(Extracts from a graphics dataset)
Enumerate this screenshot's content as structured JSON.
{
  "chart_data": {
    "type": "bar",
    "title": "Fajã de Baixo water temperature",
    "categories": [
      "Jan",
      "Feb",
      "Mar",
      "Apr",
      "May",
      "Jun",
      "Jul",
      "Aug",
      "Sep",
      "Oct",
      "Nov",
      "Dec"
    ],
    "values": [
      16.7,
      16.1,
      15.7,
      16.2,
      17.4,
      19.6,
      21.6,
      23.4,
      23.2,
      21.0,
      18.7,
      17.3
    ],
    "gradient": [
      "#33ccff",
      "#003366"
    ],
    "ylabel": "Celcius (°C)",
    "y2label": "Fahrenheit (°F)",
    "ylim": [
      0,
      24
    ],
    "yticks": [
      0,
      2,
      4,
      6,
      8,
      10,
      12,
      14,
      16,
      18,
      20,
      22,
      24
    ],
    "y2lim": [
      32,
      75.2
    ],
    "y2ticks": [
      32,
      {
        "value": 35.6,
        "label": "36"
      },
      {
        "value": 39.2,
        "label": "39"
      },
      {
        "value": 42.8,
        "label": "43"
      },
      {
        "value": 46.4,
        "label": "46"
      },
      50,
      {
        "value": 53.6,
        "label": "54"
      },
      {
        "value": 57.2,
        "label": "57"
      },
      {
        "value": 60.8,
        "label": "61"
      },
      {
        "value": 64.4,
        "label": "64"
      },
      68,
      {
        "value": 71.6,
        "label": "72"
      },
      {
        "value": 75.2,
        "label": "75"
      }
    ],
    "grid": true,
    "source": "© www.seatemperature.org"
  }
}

...

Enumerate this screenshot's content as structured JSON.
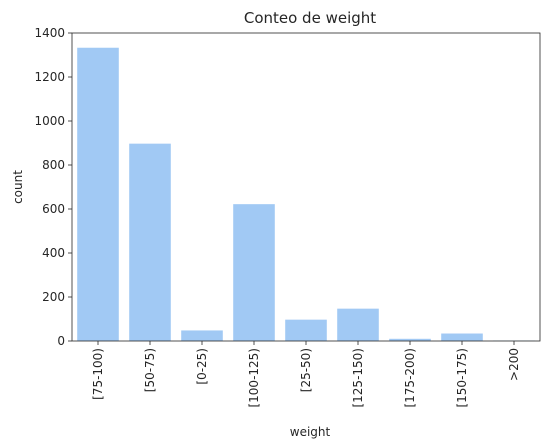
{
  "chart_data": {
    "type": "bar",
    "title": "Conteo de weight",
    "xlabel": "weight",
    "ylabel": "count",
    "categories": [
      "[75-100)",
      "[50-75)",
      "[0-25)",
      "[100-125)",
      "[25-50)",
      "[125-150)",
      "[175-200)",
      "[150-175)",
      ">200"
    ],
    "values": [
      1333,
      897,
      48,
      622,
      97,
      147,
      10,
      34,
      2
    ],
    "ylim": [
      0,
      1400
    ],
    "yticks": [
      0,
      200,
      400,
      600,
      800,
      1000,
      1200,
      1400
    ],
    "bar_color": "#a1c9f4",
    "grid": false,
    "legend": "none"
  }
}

...

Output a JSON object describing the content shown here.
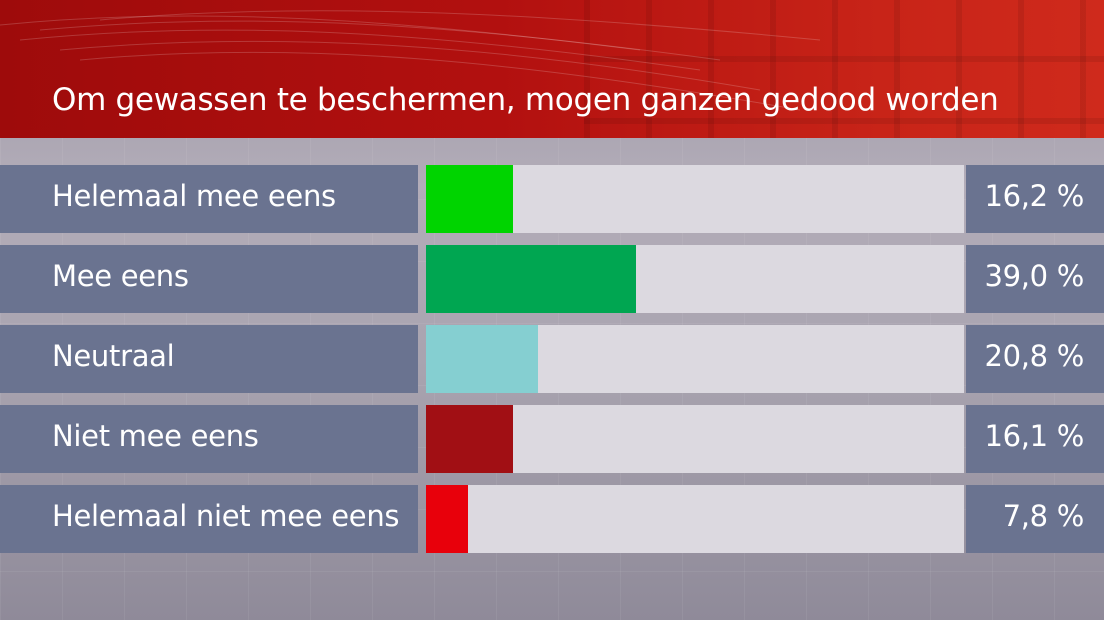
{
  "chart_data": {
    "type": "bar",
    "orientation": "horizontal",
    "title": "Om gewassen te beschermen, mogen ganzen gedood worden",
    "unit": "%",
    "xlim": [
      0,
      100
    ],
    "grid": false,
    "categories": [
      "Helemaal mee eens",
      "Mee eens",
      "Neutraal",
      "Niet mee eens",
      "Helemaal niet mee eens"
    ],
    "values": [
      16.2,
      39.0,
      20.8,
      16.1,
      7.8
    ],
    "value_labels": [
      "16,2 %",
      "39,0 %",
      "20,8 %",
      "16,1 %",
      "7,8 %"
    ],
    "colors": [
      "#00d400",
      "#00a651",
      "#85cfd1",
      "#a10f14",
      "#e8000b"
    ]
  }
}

Short exercise: Each line with the string "title" in it needs to be found and copied.

Reply:
    "title": "Fajã de Baixo water temperature",
    "title": "Conteo de weight",
    "title": "Om gewassen te beschermen, mogen ganzen gedood worden",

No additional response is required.